TASK GOAL
Which lines in the listing below contain "apariencia"? Copy each of them.

- - -

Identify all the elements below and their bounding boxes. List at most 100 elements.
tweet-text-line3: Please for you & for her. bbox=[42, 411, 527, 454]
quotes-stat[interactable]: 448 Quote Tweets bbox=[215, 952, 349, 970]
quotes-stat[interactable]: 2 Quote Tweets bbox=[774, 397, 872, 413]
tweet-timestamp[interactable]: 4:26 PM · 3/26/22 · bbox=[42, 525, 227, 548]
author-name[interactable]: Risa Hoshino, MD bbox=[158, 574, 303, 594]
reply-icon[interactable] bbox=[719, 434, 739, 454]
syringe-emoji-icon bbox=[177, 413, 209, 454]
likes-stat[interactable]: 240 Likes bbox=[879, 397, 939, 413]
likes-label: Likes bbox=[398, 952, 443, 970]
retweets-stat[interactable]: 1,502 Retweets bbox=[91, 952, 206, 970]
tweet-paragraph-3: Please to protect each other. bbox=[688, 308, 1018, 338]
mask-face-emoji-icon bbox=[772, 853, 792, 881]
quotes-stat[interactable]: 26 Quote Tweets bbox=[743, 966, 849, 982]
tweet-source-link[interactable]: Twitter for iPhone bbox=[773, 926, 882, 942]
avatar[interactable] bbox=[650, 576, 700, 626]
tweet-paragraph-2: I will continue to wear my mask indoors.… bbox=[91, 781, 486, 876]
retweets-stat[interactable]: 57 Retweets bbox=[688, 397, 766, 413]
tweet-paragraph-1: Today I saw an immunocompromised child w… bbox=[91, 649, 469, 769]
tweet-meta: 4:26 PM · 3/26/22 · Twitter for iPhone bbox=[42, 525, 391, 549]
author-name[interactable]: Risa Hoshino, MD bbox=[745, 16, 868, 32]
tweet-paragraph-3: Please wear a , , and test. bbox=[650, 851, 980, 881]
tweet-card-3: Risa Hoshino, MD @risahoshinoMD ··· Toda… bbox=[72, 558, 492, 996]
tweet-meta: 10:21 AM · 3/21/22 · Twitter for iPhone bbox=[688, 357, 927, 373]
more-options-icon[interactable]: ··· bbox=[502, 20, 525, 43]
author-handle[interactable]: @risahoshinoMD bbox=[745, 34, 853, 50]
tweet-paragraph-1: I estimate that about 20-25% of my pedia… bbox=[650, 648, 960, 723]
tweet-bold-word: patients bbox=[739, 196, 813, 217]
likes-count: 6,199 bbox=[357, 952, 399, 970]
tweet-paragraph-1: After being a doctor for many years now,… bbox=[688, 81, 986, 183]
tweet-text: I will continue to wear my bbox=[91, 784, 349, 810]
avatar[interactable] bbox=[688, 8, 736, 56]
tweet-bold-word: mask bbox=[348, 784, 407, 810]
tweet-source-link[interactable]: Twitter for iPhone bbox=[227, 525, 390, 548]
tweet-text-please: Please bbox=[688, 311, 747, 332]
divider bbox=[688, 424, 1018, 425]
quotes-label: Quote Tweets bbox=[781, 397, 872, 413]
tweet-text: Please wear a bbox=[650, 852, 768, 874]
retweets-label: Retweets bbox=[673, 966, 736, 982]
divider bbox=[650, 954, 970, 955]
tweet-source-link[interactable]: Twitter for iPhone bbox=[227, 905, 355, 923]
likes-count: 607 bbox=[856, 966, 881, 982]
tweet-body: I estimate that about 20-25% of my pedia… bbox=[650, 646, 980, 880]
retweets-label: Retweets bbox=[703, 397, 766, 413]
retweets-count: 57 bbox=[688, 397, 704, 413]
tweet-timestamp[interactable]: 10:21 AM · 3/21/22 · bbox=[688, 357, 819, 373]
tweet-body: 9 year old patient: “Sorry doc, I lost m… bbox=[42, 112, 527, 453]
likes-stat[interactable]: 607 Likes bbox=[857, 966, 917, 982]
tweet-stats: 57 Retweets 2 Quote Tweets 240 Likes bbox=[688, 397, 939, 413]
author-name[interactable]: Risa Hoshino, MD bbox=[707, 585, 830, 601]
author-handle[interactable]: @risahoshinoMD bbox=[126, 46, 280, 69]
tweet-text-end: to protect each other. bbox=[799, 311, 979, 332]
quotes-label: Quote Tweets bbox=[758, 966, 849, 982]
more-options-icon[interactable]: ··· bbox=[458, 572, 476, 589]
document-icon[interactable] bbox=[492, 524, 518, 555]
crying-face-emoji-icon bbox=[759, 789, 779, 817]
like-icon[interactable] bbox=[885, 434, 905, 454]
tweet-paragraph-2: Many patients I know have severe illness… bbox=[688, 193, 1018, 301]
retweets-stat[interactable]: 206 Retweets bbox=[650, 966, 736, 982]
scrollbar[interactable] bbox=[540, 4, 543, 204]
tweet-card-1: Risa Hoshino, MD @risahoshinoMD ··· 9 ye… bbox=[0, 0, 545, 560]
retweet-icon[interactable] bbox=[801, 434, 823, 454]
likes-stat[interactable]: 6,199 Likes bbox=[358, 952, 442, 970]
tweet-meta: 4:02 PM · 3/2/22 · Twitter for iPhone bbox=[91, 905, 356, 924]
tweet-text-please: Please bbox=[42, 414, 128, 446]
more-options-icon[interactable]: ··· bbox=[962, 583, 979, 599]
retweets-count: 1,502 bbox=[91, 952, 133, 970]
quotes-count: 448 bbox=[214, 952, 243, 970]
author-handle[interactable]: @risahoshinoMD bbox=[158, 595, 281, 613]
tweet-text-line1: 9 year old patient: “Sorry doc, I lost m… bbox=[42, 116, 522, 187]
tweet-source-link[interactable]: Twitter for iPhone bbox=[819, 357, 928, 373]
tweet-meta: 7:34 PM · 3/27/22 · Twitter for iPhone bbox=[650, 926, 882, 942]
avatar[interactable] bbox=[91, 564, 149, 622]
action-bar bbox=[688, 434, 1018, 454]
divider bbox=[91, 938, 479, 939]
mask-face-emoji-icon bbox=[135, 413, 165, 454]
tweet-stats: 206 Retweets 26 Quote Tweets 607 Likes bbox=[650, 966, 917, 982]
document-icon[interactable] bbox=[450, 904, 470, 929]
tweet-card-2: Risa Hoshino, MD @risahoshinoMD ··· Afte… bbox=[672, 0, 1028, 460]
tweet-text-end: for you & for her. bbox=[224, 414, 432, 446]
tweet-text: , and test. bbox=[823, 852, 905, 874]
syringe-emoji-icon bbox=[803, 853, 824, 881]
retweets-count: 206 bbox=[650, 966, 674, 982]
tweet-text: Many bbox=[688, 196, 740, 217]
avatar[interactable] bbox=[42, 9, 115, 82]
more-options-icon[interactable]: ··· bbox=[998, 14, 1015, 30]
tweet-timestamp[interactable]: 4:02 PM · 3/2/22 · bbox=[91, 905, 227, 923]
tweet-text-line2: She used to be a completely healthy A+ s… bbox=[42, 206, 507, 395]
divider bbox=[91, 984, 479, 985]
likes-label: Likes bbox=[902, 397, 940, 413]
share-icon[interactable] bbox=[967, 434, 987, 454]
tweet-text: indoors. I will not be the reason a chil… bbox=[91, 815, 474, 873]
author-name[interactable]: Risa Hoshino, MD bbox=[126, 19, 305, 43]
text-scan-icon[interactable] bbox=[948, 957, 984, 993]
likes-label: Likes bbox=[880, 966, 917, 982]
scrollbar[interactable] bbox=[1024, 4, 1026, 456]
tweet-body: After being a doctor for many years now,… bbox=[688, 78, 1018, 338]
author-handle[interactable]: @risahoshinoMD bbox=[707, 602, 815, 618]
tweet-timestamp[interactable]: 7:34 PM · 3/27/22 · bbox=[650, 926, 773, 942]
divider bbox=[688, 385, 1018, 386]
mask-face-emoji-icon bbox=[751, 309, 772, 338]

- - -

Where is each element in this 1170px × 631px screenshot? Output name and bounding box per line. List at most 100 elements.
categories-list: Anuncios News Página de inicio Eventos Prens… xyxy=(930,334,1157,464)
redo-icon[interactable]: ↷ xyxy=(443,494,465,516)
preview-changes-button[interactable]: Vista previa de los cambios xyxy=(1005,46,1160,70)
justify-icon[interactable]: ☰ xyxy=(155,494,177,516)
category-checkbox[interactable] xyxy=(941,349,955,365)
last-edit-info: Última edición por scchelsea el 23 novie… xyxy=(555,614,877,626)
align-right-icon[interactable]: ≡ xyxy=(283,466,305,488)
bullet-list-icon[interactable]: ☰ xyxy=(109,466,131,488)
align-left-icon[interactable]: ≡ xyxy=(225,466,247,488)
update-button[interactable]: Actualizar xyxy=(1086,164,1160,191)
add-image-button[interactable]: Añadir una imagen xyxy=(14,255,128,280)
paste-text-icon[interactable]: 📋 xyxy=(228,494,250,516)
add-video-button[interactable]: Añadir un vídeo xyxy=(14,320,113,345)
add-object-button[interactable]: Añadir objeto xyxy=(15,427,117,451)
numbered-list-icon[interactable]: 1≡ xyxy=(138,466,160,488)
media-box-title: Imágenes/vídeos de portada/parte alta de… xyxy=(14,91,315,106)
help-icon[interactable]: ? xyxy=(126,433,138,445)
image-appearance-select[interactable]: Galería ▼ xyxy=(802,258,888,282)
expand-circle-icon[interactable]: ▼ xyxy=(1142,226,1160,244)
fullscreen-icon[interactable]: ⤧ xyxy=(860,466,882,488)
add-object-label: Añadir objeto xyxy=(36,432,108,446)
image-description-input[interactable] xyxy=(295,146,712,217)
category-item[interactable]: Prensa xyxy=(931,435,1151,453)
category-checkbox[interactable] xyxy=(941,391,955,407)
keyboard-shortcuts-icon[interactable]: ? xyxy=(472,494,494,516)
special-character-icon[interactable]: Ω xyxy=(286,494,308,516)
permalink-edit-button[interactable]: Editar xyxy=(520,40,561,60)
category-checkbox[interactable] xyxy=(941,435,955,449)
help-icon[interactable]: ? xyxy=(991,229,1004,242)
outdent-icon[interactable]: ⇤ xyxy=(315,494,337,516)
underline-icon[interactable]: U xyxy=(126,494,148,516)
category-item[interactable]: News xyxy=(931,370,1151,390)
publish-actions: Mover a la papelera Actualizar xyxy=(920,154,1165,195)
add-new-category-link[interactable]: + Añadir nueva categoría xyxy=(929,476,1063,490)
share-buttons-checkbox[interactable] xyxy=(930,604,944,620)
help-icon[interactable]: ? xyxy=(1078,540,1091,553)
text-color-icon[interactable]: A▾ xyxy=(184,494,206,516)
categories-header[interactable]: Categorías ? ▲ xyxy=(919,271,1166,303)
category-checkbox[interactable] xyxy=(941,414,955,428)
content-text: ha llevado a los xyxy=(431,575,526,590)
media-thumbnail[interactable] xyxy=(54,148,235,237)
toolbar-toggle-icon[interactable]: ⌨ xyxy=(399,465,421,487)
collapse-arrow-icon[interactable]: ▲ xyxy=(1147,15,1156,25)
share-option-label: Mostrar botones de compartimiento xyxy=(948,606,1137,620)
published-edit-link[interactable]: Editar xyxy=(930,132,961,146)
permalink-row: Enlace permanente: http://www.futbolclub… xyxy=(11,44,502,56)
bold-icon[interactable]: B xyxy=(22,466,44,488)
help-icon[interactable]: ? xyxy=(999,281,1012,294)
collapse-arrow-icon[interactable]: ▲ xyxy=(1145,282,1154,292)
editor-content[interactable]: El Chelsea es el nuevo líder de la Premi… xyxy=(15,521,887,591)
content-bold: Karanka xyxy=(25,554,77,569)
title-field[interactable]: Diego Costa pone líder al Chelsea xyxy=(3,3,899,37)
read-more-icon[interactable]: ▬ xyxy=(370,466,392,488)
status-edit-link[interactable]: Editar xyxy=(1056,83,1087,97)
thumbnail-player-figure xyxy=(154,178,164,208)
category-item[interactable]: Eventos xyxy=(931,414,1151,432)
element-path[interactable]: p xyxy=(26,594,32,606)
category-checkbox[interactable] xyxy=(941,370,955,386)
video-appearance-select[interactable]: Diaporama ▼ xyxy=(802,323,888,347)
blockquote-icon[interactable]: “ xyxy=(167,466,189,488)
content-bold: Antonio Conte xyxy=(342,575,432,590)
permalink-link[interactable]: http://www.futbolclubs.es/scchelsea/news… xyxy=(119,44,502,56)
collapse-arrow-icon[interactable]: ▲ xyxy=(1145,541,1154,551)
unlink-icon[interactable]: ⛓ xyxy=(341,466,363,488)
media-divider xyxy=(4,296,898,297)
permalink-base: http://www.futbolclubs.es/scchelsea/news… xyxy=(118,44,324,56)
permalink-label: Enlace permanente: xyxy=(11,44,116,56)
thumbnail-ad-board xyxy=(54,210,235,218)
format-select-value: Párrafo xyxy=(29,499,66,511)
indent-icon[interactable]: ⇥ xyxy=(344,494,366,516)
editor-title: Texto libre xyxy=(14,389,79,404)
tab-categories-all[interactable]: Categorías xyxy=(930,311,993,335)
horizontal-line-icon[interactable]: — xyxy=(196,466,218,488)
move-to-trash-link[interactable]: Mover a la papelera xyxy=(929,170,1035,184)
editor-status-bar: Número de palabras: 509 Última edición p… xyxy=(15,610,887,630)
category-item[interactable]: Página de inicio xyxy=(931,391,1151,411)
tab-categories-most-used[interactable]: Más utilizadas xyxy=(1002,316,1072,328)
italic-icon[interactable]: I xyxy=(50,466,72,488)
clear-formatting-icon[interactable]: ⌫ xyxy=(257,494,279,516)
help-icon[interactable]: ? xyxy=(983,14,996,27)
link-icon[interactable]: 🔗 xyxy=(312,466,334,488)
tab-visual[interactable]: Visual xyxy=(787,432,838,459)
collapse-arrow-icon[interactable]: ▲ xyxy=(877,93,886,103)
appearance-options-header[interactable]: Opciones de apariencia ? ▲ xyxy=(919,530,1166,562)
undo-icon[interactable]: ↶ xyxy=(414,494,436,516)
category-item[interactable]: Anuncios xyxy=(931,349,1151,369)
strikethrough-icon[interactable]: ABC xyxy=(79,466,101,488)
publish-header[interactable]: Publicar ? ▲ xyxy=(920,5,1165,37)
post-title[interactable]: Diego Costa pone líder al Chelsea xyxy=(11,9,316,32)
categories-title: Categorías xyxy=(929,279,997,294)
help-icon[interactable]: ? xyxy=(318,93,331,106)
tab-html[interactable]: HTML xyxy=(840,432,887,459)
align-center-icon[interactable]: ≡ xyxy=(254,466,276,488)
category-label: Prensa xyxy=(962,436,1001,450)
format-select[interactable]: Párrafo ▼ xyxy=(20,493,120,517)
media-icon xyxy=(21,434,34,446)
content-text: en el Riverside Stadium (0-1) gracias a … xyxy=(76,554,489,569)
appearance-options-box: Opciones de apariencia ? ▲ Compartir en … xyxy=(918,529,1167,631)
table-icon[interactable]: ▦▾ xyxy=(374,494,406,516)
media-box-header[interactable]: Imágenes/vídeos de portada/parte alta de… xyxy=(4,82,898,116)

- - -

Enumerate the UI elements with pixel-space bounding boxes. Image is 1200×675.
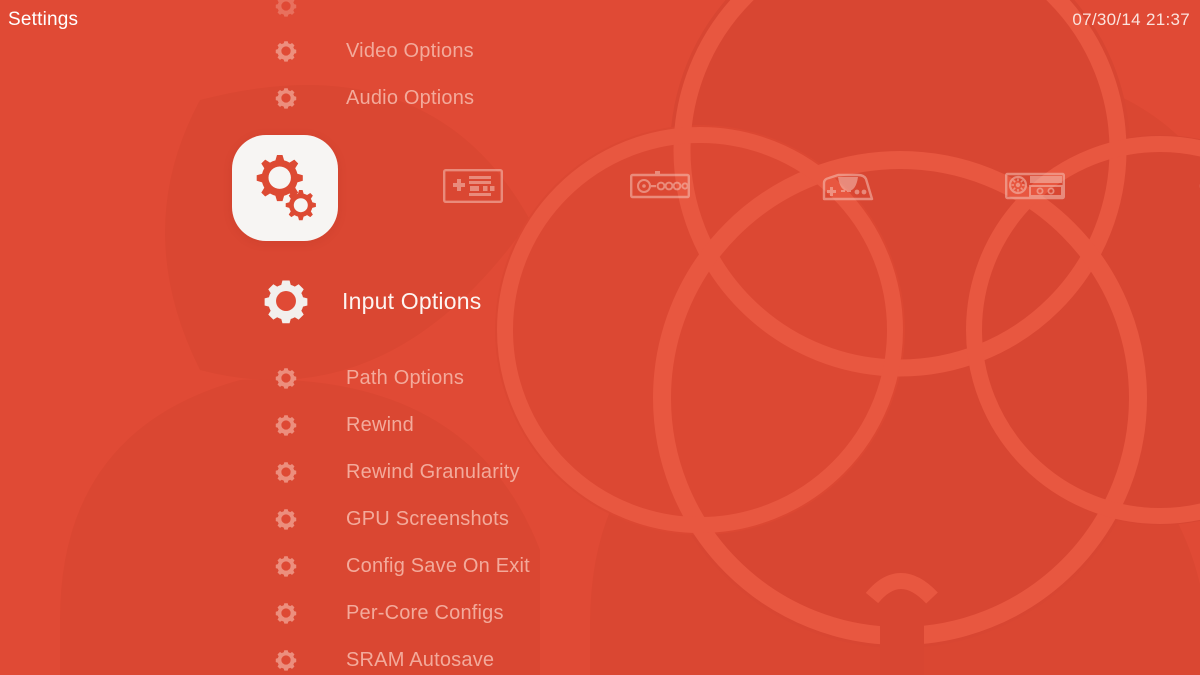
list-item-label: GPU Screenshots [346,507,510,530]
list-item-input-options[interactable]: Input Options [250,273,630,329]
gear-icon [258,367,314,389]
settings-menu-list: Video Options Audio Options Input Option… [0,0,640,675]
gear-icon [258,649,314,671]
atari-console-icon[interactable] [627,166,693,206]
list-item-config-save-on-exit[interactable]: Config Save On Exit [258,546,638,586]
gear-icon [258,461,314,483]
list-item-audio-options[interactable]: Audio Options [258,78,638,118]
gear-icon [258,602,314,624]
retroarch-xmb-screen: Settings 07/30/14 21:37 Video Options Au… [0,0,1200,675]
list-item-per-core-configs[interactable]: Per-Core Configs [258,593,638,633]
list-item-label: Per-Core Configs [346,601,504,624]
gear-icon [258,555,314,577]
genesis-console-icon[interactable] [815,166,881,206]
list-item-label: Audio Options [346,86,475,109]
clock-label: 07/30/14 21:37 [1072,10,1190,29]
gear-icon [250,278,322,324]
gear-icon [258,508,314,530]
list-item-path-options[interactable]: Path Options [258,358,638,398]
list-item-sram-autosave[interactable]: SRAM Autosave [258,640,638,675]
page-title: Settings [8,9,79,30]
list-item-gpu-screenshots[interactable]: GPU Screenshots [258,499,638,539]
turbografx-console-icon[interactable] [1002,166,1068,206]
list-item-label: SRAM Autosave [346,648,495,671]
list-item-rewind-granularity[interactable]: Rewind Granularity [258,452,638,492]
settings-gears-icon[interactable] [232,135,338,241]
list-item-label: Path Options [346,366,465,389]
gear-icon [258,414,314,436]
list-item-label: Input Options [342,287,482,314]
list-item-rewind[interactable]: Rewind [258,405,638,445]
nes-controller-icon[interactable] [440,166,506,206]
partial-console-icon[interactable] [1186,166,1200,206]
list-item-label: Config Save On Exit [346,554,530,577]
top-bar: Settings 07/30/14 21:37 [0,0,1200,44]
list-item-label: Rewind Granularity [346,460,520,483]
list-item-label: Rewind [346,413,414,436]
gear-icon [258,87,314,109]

- - -

RESPONSE AREA
appearance-options-header[interactable]: Opciones de apariencia ? ▲ xyxy=(919,530,1166,562)
appearance-options-box: Opciones de apariencia ? ▲ Compartir en … xyxy=(918,529,1167,631)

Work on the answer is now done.